● **STATED EXERCISE**
Assemble all lines in which the string "ylabel" appears.

:: MATERIAL FOR THE TASK ::

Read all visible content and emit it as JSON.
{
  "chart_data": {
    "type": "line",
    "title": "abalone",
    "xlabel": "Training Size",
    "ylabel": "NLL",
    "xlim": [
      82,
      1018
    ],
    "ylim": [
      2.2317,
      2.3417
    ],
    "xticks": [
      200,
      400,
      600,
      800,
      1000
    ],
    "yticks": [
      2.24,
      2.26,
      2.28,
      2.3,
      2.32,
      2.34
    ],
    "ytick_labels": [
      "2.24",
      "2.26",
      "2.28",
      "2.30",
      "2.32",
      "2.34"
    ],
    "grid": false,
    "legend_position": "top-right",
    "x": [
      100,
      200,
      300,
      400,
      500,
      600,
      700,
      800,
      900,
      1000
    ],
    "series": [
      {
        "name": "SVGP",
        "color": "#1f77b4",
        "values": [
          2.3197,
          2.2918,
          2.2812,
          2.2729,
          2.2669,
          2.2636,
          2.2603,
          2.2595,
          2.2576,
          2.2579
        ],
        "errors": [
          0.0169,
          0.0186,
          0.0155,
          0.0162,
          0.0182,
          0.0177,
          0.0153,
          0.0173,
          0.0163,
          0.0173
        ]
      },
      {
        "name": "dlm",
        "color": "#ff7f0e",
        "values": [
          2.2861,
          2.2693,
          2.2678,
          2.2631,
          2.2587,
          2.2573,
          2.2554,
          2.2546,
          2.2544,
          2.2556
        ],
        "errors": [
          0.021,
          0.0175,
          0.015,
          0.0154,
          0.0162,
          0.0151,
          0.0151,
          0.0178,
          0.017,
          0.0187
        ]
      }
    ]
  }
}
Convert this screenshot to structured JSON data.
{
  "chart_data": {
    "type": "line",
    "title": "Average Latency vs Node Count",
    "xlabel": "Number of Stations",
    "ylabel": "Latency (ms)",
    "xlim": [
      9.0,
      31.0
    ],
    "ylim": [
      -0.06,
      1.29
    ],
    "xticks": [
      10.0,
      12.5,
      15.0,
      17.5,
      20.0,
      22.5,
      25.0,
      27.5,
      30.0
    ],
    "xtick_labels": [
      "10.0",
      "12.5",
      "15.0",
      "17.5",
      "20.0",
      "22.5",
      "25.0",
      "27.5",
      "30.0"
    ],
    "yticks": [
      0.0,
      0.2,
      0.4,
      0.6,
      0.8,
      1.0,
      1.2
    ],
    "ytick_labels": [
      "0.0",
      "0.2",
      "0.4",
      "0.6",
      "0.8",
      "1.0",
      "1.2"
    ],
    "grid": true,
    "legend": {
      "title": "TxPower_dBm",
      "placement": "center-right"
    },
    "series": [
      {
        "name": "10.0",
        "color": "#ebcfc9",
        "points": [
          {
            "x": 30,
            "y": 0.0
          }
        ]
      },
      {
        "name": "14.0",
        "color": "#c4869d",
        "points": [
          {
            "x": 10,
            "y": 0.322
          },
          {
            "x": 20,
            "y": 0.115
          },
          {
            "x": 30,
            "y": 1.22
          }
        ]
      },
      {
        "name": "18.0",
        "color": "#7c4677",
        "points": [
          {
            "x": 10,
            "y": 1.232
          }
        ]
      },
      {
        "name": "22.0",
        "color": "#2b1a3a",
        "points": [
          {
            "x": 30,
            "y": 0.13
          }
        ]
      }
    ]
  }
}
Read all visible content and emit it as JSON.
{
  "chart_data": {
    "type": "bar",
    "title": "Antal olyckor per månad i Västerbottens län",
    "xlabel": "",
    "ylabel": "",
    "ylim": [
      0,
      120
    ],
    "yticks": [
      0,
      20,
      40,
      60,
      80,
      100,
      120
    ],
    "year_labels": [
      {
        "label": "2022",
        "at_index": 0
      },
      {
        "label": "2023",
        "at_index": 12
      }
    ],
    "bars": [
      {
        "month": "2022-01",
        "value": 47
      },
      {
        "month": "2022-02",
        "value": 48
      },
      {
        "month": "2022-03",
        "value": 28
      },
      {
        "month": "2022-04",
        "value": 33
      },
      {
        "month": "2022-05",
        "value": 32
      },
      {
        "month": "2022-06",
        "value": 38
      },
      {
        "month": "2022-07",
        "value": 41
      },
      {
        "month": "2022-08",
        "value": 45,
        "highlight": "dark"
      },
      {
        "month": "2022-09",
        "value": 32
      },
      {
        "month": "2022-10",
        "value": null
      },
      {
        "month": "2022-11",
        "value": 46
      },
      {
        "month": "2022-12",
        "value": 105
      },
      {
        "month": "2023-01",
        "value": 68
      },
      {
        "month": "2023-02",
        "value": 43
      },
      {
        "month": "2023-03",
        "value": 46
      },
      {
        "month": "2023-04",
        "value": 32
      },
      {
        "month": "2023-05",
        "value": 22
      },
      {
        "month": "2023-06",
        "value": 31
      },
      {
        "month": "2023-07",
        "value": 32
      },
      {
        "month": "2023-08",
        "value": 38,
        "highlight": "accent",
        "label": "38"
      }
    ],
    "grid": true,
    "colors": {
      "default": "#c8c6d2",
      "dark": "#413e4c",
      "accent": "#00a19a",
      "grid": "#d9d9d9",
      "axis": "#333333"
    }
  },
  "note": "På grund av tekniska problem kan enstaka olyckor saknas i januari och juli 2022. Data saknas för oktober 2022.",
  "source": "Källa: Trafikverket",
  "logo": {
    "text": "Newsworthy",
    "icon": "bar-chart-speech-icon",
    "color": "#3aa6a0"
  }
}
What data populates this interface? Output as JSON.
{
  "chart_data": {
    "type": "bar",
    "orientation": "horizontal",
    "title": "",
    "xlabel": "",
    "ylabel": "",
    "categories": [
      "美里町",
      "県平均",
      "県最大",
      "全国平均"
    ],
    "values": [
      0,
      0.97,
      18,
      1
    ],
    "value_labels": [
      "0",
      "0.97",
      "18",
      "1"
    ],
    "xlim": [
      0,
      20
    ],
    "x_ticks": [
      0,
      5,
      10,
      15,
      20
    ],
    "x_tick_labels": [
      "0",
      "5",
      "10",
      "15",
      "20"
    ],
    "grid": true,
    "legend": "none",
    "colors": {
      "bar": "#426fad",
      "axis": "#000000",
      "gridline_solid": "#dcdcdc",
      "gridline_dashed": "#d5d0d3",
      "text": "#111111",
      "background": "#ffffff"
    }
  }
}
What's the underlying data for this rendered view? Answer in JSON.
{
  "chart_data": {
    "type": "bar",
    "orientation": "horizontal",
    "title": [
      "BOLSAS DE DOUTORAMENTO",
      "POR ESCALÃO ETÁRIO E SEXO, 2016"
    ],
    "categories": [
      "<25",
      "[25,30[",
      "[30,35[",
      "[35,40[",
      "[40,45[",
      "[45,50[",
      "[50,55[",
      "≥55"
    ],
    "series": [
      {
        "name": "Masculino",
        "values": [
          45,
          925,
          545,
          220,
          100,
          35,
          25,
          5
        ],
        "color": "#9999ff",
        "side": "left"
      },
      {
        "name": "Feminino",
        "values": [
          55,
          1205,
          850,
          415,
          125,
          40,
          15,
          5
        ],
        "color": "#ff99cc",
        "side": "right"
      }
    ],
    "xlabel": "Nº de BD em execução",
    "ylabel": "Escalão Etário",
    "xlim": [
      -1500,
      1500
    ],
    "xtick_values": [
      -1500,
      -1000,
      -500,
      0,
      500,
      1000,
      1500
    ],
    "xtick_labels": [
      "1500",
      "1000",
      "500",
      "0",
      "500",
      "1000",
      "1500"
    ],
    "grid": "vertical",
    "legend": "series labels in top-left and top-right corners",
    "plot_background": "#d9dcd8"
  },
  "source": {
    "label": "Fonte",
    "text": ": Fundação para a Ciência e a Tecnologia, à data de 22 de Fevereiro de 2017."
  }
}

:::

● **REPLY TO THE EXERCISE**
    "ylabel": "NLL",
    "ylabel": "Latency (ms)",
    "ylabel": "",
    "ylabel": "",
    "ylabel": "Escalão Etário",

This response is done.